Task>
Isolate every line in the records below with "total" in it.

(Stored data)

[Start]

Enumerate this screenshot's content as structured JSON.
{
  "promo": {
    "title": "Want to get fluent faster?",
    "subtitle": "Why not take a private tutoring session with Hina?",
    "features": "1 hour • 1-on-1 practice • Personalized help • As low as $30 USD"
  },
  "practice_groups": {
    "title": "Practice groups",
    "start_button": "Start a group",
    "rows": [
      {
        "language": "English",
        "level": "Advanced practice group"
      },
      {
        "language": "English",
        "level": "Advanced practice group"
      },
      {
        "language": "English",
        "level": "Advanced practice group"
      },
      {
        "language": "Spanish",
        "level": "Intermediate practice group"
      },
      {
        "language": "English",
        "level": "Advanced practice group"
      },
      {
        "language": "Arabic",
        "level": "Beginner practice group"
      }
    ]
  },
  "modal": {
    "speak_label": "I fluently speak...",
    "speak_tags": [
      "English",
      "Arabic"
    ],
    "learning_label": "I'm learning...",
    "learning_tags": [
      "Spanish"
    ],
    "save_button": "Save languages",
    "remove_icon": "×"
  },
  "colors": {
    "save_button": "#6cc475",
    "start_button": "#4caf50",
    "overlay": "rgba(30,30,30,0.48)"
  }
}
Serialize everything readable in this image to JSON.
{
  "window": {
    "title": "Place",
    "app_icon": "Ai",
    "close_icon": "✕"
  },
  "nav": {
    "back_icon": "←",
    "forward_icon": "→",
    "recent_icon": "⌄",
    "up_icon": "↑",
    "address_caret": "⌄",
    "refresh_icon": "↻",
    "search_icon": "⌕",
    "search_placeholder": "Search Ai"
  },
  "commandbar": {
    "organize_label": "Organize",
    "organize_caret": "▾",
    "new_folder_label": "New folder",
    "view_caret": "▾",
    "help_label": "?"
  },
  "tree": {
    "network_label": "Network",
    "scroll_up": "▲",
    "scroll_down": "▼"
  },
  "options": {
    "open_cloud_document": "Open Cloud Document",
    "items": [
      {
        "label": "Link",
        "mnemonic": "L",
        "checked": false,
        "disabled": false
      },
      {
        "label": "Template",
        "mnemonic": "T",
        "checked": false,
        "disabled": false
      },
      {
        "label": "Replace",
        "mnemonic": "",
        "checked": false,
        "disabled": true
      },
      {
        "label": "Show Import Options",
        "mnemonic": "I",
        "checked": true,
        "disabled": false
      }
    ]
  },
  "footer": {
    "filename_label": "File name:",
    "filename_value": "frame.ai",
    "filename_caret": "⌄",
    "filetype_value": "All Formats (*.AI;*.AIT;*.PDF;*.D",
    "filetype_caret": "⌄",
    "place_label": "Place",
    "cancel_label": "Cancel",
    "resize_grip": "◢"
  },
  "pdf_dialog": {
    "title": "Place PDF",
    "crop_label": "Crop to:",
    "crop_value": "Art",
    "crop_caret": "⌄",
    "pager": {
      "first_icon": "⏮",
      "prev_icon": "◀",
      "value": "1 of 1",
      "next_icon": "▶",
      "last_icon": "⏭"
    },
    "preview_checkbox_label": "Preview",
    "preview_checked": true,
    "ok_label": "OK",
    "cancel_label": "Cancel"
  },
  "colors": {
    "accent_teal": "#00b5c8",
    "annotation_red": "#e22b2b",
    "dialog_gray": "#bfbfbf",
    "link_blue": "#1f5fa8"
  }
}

[End]
[Start]

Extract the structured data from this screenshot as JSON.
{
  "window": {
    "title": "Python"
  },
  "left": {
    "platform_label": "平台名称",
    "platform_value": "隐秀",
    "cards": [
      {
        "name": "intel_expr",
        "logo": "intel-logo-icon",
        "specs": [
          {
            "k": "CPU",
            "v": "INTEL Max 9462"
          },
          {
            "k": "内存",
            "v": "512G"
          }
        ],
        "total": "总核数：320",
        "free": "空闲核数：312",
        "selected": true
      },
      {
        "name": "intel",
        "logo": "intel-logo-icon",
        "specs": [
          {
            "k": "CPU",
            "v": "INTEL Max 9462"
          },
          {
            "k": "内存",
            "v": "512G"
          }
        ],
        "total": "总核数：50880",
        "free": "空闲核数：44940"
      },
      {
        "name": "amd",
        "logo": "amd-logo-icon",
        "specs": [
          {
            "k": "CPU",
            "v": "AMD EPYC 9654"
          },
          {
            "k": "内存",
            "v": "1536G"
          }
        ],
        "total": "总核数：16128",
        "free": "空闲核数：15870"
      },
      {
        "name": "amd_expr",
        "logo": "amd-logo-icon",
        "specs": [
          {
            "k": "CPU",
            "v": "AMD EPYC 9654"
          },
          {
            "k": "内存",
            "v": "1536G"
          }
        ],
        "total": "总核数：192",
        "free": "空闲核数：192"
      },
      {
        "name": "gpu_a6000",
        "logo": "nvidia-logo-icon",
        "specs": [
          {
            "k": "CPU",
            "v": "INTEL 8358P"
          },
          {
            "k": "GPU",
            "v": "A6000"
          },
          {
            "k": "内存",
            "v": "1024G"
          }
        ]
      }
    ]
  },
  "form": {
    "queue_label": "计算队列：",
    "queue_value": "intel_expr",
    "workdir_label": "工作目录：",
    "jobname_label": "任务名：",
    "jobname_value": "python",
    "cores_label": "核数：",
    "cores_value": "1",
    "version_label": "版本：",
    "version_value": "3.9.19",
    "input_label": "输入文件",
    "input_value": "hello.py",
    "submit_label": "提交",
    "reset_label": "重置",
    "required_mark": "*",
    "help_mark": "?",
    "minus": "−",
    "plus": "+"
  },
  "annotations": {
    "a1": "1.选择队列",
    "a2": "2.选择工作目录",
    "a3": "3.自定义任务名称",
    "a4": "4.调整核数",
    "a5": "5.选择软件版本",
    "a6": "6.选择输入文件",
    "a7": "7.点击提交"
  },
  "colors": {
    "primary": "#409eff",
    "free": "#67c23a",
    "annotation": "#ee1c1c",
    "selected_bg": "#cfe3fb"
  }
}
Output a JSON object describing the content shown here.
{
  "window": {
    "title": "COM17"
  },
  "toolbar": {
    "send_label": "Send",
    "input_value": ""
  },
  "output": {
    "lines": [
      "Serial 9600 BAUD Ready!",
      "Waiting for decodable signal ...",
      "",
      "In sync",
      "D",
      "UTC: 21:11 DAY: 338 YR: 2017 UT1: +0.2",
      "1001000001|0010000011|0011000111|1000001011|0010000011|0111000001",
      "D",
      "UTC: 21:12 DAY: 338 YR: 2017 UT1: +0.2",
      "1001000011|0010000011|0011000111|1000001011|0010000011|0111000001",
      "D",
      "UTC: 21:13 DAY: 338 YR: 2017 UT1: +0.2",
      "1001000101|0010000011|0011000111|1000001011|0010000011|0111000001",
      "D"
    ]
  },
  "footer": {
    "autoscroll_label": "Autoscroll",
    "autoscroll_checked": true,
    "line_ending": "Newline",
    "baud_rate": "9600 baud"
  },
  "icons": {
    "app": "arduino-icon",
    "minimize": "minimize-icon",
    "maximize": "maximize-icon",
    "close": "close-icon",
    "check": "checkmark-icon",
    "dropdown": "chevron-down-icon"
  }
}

[End]

Problem solution>
        "total": "总核数：320",
        "total": "总核数：50880",
        "total": "总核数：16128",
        "total": "总核数：192",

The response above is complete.